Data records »
** START **
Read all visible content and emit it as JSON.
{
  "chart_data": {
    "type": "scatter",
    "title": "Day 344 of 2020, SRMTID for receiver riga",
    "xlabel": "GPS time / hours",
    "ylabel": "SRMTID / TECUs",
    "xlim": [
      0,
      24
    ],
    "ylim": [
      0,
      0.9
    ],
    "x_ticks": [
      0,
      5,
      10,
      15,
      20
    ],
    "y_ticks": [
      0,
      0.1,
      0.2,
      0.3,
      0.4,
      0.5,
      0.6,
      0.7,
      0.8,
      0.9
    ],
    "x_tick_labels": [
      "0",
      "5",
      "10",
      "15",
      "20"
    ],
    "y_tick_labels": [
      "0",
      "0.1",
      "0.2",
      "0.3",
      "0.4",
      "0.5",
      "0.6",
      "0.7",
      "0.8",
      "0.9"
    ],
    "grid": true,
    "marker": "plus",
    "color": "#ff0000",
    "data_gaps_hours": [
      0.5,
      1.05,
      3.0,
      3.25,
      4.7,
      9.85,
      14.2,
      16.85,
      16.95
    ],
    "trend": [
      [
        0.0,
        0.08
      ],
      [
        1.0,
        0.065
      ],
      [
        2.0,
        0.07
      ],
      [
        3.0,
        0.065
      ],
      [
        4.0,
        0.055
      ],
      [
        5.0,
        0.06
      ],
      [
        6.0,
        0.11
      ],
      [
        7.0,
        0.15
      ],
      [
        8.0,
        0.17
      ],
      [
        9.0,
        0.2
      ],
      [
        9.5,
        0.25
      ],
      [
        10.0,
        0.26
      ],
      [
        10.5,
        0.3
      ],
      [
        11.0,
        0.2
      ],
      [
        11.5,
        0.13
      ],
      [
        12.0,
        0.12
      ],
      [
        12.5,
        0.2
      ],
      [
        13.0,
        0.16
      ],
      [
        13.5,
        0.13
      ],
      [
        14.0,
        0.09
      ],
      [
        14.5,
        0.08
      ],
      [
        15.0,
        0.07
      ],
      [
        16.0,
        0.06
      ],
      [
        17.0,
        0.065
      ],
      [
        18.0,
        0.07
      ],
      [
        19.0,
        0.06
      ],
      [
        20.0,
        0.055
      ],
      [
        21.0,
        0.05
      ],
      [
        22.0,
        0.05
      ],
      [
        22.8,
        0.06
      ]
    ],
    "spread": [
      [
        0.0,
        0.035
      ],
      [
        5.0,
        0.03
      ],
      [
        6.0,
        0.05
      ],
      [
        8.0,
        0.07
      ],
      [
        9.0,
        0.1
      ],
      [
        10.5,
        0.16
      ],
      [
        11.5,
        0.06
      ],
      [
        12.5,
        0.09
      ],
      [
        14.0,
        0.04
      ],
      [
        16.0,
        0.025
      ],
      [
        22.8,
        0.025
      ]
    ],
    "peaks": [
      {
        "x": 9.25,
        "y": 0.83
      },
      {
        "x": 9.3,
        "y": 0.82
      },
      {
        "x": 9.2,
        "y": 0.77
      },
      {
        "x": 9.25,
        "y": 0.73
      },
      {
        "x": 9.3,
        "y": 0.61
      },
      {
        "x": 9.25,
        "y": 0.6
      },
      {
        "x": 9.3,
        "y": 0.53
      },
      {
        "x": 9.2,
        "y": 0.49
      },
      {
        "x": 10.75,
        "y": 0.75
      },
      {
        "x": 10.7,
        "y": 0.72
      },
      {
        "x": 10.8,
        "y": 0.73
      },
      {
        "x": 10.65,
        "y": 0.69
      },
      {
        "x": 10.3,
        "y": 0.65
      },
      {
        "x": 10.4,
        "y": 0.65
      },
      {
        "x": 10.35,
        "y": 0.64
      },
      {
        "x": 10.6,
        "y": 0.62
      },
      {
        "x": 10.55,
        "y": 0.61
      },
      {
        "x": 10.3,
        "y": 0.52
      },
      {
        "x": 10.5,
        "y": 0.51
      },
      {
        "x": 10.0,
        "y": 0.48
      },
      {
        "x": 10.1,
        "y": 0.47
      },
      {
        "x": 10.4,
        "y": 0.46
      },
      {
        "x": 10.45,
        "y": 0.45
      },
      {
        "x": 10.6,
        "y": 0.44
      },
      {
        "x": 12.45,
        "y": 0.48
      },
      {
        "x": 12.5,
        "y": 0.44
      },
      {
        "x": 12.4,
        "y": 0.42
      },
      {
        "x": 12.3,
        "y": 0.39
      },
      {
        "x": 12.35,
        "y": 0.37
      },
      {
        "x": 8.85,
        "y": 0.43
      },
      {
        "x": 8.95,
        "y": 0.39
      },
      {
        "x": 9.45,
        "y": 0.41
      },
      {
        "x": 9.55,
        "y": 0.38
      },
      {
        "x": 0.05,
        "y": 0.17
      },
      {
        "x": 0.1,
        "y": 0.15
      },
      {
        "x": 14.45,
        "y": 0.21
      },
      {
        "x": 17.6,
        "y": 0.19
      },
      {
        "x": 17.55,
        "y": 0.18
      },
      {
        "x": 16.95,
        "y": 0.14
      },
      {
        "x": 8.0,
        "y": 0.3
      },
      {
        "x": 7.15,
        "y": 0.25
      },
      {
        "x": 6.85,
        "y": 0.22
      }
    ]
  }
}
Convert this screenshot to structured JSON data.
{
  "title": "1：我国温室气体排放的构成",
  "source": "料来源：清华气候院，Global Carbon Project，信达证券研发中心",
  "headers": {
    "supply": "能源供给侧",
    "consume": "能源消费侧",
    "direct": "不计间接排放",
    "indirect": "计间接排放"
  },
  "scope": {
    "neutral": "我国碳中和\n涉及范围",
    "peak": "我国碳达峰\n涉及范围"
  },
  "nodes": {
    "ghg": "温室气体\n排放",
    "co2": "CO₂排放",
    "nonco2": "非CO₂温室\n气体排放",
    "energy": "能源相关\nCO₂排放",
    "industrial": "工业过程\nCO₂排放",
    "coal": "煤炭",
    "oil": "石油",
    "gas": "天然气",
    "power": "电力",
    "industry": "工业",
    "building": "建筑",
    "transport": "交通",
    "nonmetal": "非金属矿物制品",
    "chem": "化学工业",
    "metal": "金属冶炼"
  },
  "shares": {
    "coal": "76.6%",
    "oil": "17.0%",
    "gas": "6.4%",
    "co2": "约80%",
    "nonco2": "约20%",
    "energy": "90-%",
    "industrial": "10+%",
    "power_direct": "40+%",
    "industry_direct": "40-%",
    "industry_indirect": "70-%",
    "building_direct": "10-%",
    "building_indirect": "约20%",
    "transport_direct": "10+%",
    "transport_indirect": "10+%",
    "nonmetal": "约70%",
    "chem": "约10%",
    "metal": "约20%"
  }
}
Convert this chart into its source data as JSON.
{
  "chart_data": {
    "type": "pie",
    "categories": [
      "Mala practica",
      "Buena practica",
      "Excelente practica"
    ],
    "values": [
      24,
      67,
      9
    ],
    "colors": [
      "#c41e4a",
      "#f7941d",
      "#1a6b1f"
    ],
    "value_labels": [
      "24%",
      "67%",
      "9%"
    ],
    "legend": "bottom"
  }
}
** END **
Extract every line from the one with "Convert this chart" down to the final line above, both included, exactly as written.

Solution below »
Convert this chart into its source data as JSON.
{
  "chart_data": {
    "type": "pie",
    "categories": [
      "Mala practica",
      "Buena practica",
      "Excelente practica"
    ],
    "values": [
      24,
      67,
      9
    ],
    "colors": [
      "#c41e4a",
      "#f7941d",
      "#1a6b1f"
    ],
    "value_labels": [
      "24%",
      "67%",
      "9%"
    ],
    "legend": "bottom"
  }
}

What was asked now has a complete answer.